§ WHAT THE TASK REQUIRES: Leave the pictures out and transcribe every record exactly.

§ SUPPLIED DATA:
--- start ---

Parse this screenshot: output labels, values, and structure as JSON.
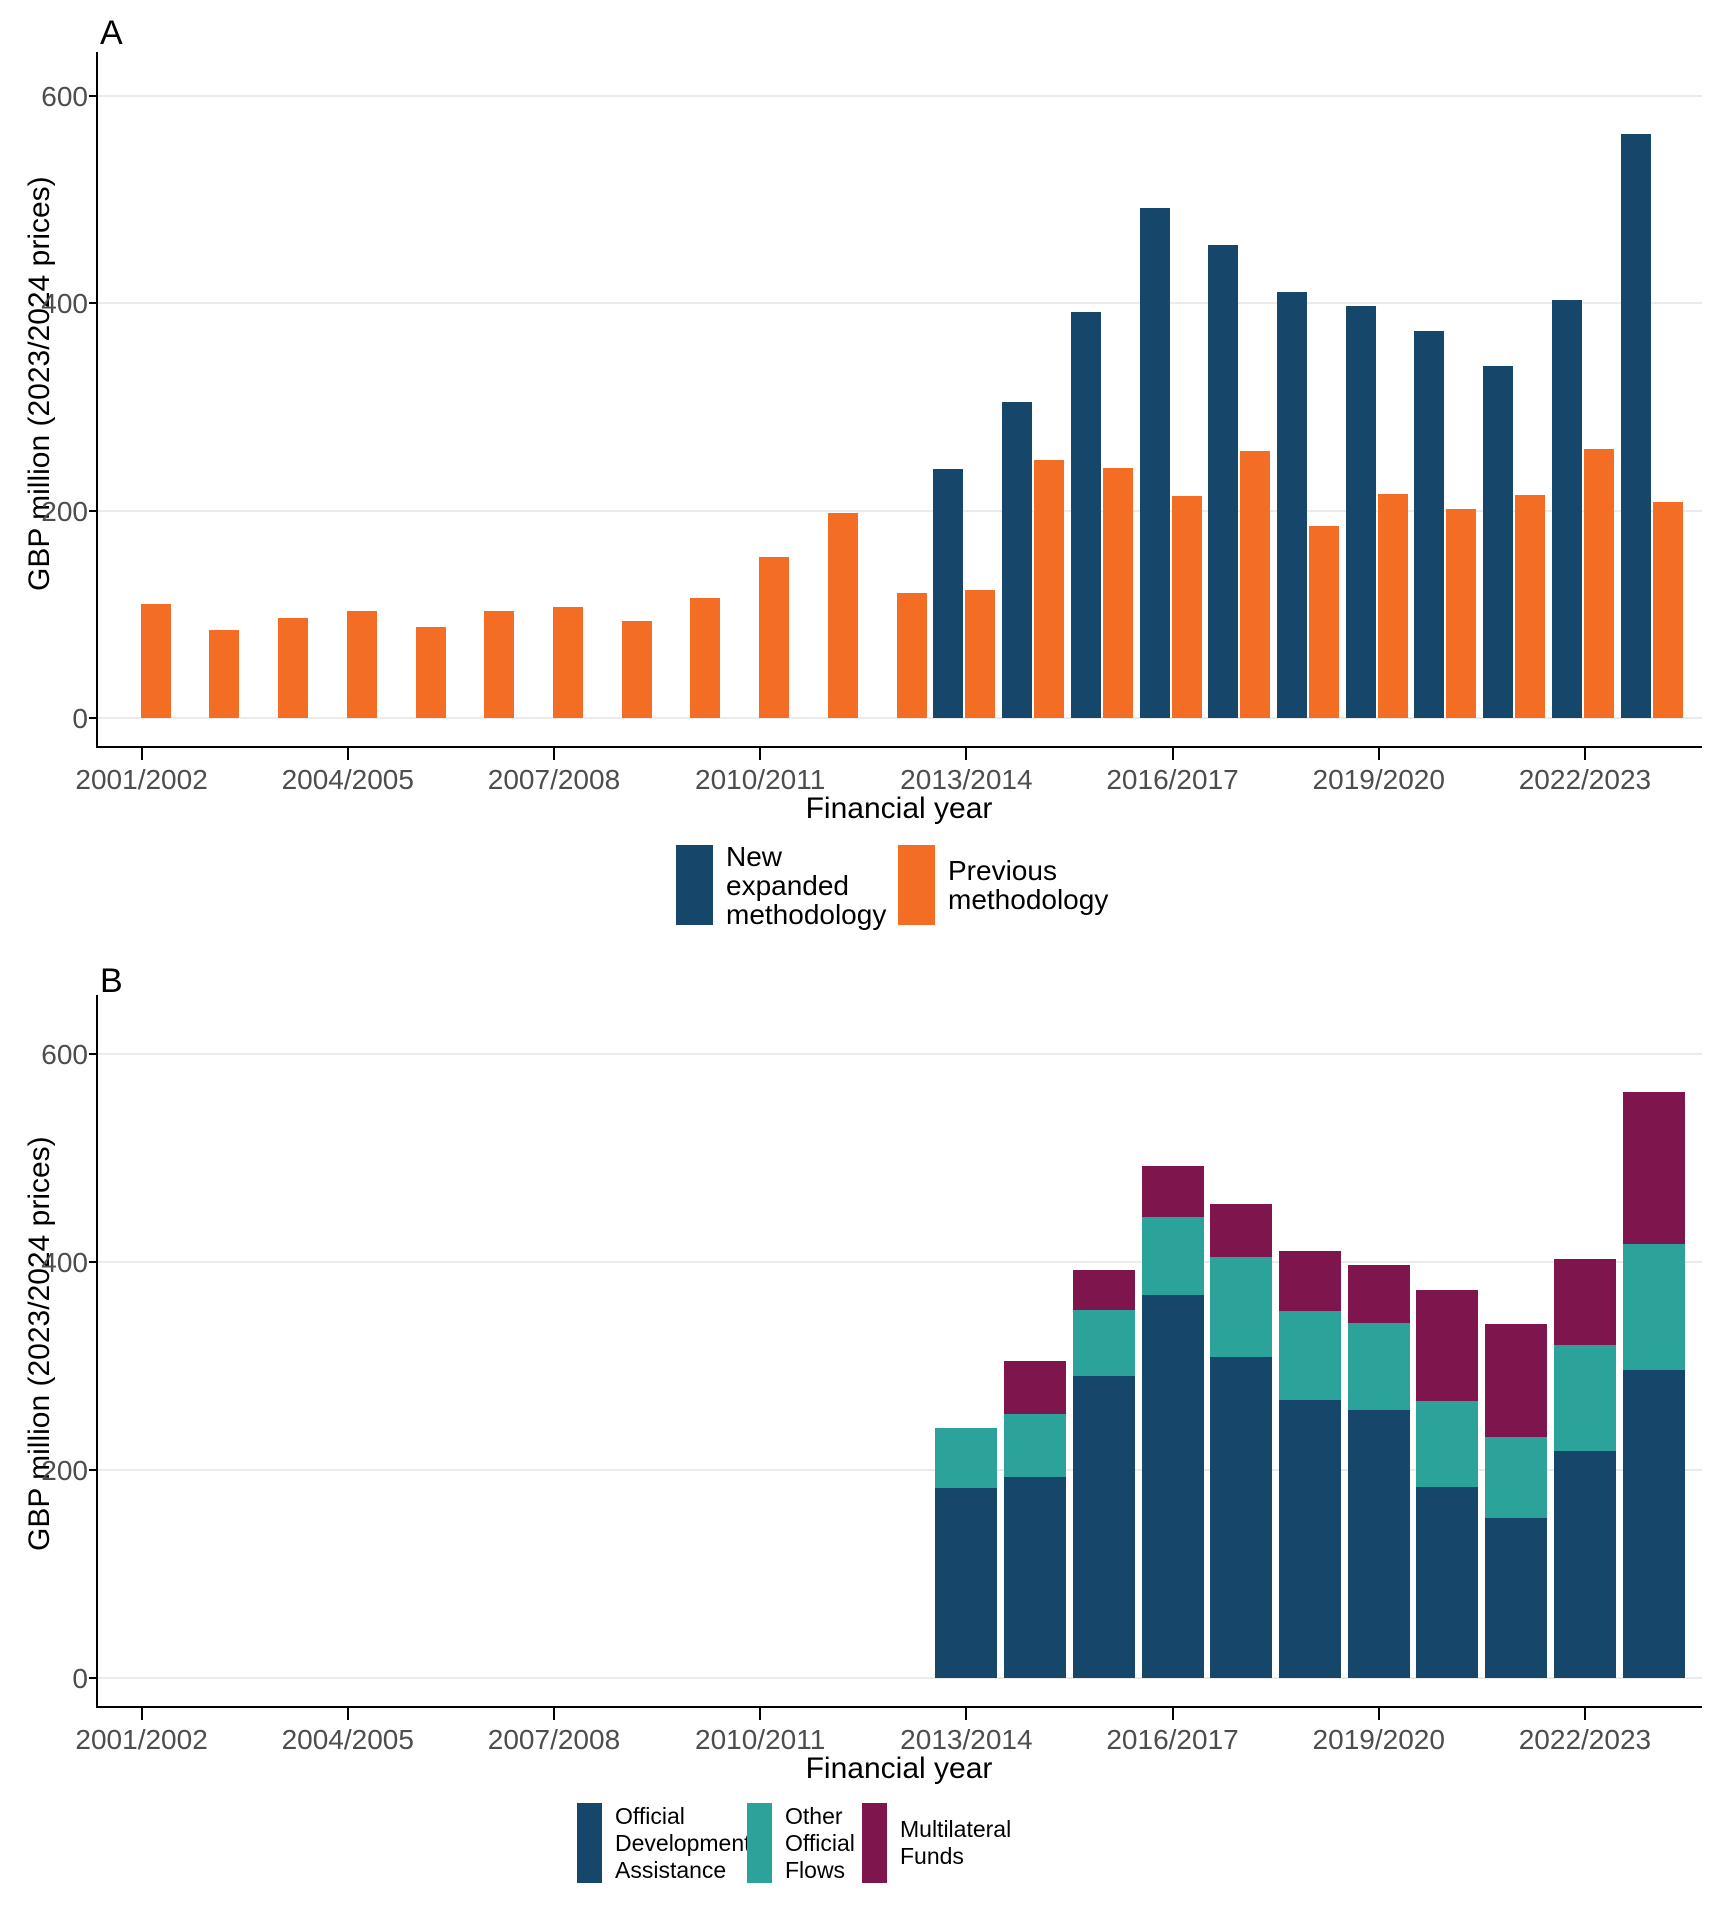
{
  "colors": {
    "new_methodology": "#17466B",
    "previous_methodology": "#F36D25",
    "official_development_assistance": "#17466B",
    "other_official_flows": "#2BA29A",
    "multilateral_funds": "#7F154D",
    "gridline": "#EBEBEB",
    "axis_text": "#4D4D4D",
    "axis_line": "#000000"
  },
  "panel_a": {
    "tag": "A",
    "y_axis_title": "GBP million (2023/2024 prices)",
    "x_axis_title": "Financial year"
  },
  "panel_b": {
    "tag": "B",
    "y_axis_title": "GBP million (2023/2024 prices)",
    "x_axis_title": "Financial year"
  },
  "chart_data": [
    {
      "panel": "A",
      "type": "bar",
      "subtype": "grouped",
      "title": "",
      "xlabel": "Financial year",
      "ylabel": "GBP million (2023/2024 prices)",
      "ylim": [
        0,
        620
      ],
      "yticks": [
        0,
        200,
        400,
        600
      ],
      "grid": "horizontal major gridlines only",
      "legend_position": "bottom",
      "categories": [
        "2001/2002",
        "2002/2003",
        "2003/2004",
        "2004/2005",
        "2005/2006",
        "2006/2007",
        "2007/2008",
        "2008/2009",
        "2009/2010",
        "2010/2011",
        "2011/2012",
        "2012/2013",
        "2013/2014",
        "2014/2015",
        "2015/2016",
        "2016/2017",
        "2017/2018",
        "2018/2019",
        "2019/2020",
        "2020/2021",
        "2021/2022",
        "2022/2023",
        "2023/2024"
      ],
      "x_tick_labels_shown": [
        "2001/2002",
        "2004/2005",
        "2007/2008",
        "2010/2011",
        "2013/2014",
        "2016/2017",
        "2019/2020",
        "2022/2023"
      ],
      "series": [
        {
          "name": "New expanded methodology",
          "legend_lines": "New\nexpanded\nmethodology",
          "color": "#17466B",
          "values": [
            null,
            null,
            null,
            null,
            null,
            null,
            null,
            null,
            null,
            null,
            null,
            null,
            240,
            305,
            392,
            492,
            456,
            411,
            397,
            373,
            340,
            403,
            563
          ]
        },
        {
          "name": "Previous methodology",
          "legend_lines": "Previous\nmethodology",
          "color": "#F36D25",
          "values": [
            110,
            85,
            96,
            103,
            88,
            103,
            107,
            94,
            116,
            155,
            198,
            121,
            123,
            249,
            241,
            214,
            258,
            185,
            216,
            202,
            215,
            259,
            208
          ]
        }
      ]
    },
    {
      "panel": "B",
      "type": "bar",
      "subtype": "stacked",
      "title": "",
      "xlabel": "Financial year",
      "ylabel": "GBP million (2023/2024 prices)",
      "ylim": [
        0,
        620
      ],
      "yticks": [
        0,
        200,
        400,
        600
      ],
      "grid": "horizontal major gridlines only",
      "legend_position": "bottom",
      "categories": [
        "2001/2002",
        "2002/2003",
        "2003/2004",
        "2004/2005",
        "2005/2006",
        "2006/2007",
        "2007/2008",
        "2008/2009",
        "2009/2010",
        "2010/2011",
        "2011/2012",
        "2012/2013",
        "2013/2014",
        "2014/2015",
        "2015/2016",
        "2016/2017",
        "2017/2018",
        "2018/2019",
        "2019/2020",
        "2020/2021",
        "2021/2022",
        "2022/2023",
        "2023/2024"
      ],
      "x_tick_labels_shown": [
        "2001/2002",
        "2004/2005",
        "2007/2008",
        "2010/2011",
        "2013/2014",
        "2016/2017",
        "2019/2020",
        "2022/2023"
      ],
      "series": [
        {
          "name": "Official Development Assistance",
          "legend_lines": "Official\nDevelopment\nAssistance",
          "color": "#17466B",
          "values": [
            null,
            null,
            null,
            null,
            null,
            null,
            null,
            null,
            null,
            null,
            null,
            null,
            183,
            193,
            290,
            368,
            309,
            267,
            258,
            184,
            154,
            218,
            296
          ]
        },
        {
          "name": "Other Official Flows",
          "legend_lines": "Other\nOfficial\nFlows",
          "color": "#2BA29A",
          "values": [
            null,
            null,
            null,
            null,
            null,
            null,
            null,
            null,
            null,
            null,
            null,
            null,
            57,
            61,
            64,
            75,
            96,
            86,
            83,
            82,
            78,
            102,
            121
          ]
        },
        {
          "name": "Multilateral Funds",
          "legend_lines": "Multilateral\nFunds",
          "color": "#7F154D",
          "values": [
            null,
            null,
            null,
            null,
            null,
            null,
            null,
            null,
            null,
            null,
            null,
            null,
            0,
            51,
            38,
            49,
            51,
            58,
            56,
            107,
            108,
            83,
            146
          ]
        }
      ]
    }
  ]
}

--- end ---

§ IN RESPONSE:
Parse this screenshot: output labels, values, and structure as JSON.
{
  "colors": {
    "new_methodology": "#17466B",
    "previous_methodology": "#F36D25",
    "official_development_assistance": "#17466B",
    "other_official_flows": "#2BA29A",
    "multilateral_funds": "#7F154D",
    "gridline": "#EBEBEB",
    "axis_text": "#4D4D4D",
    "axis_line": "#000000"
  },
  "panel_a": {
    "tag": "A",
    "y_axis_title": "GBP million (2023/2024 prices)",
    "x_axis_title": "Financial year"
  },
  "panel_b": {
    "tag": "B",
    "y_axis_title": "GBP million (2023/2024 prices)",
    "x_axis_title": "Financial year"
  },
  "chart_data": [
    {
      "panel": "A",
      "type": "bar",
      "subtype": "grouped",
      "title": "",
      "xlabel": "Financial year",
      "ylabel": "GBP million (2023/2024 prices)",
      "ylim": [
        0,
        620
      ],
      "yticks": [
        0,
        200,
        400,
        600
      ],
      "grid": "horizontal major gridlines only",
      "legend_position": "bottom",
      "categories": [
        "2001/2002",
        "2002/2003",
        "2003/2004",
        "2004/2005",
        "2005/2006",
        "2006/2007",
        "2007/2008",
        "2008/2009",
        "2009/2010",
        "2010/2011",
        "2011/2012",
        "2012/2013",
        "2013/2014",
        "2014/2015",
        "2015/2016",
        "2016/2017",
        "2017/2018",
        "2018/2019",
        "2019/2020",
        "2020/2021",
        "2021/2022",
        "2022/2023",
        "2023/2024"
      ],
      "x_tick_labels_shown": [
        "2001/2002",
        "2004/2005",
        "2007/2008",
        "2010/2011",
        "2013/2014",
        "2016/2017",
        "2019/2020",
        "2022/2023"
      ],
      "series": [
        {
          "name": "New expanded methodology",
          "legend_lines": "New\nexpanded\nmethodology",
          "color": "#17466B",
          "values": [
            null,
            null,
            null,
            null,
            null,
            null,
            null,
            null,
            null,
            null,
            null,
            null,
            240,
            305,
            392,
            492,
            456,
            411,
            397,
            373,
            340,
            403,
            563
          ]
        },
        {
          "name": "Previous methodology",
          "legend_lines": "Previous\nmethodology",
          "color": "#F36D25",
          "values": [
            110,
            85,
            96,
            103,
            88,
            103,
            107,
            94,
            116,
            155,
            198,
            121,
            123,
            249,
            241,
            214,
            258,
            185,
            216,
            202,
            215,
            259,
            208
          ]
        }
      ]
    },
    {
      "panel": "B",
      "type": "bar",
      "subtype": "stacked",
      "title": "",
      "xlabel": "Financial year",
      "ylabel": "GBP million (2023/2024 prices)",
      "ylim": [
        0,
        620
      ],
      "yticks": [
        0,
        200,
        400,
        600
      ],
      "grid": "horizontal major gridlines only",
      "legend_position": "bottom",
      "categories": [
        "2001/2002",
        "2002/2003",
        "2003/2004",
        "2004/2005",
        "2005/2006",
        "2006/2007",
        "2007/2008",
        "2008/2009",
        "2009/2010",
        "2010/2011",
        "2011/2012",
        "2012/2013",
        "2013/2014",
        "2014/2015",
        "2015/2016",
        "2016/2017",
        "2017/2018",
        "2018/2019",
        "2019/2020",
        "2020/2021",
        "2021/2022",
        "2022/2023",
        "2023/2024"
      ],
      "x_tick_labels_shown": [
        "2001/2002",
        "2004/2005",
        "2007/2008",
        "2010/2011",
        "2013/2014",
        "2016/2017",
        "2019/2020",
        "2022/2023"
      ],
      "series": [
        {
          "name": "Official Development Assistance",
          "legend_lines": "Official\nDevelopment\nAssistance",
          "color": "#17466B",
          "values": [
            null,
            null,
            null,
            null,
            null,
            null,
            null,
            null,
            null,
            null,
            null,
            null,
            183,
            193,
            290,
            368,
            309,
            267,
            258,
            184,
            154,
            218,
            296
          ]
        },
        {
          "name": "Other Official Flows",
          "legend_lines": "Other\nOfficial\nFlows",
          "color": "#2BA29A",
          "values": [
            null,
            null,
            null,
            null,
            null,
            null,
            null,
            null,
            null,
            null,
            null,
            null,
            57,
            61,
            64,
            75,
            96,
            86,
            83,
            82,
            78,
            102,
            121
          ]
        },
        {
          "name": "Multilateral Funds",
          "legend_lines": "Multilateral\nFunds",
          "color": "#7F154D",
          "values": [
            null,
            null,
            null,
            null,
            null,
            null,
            null,
            null,
            null,
            null,
            null,
            null,
            0,
            51,
            38,
            49,
            51,
            58,
            56,
            107,
            108,
            83,
            146
          ]
        }
      ]
    }
  ]
}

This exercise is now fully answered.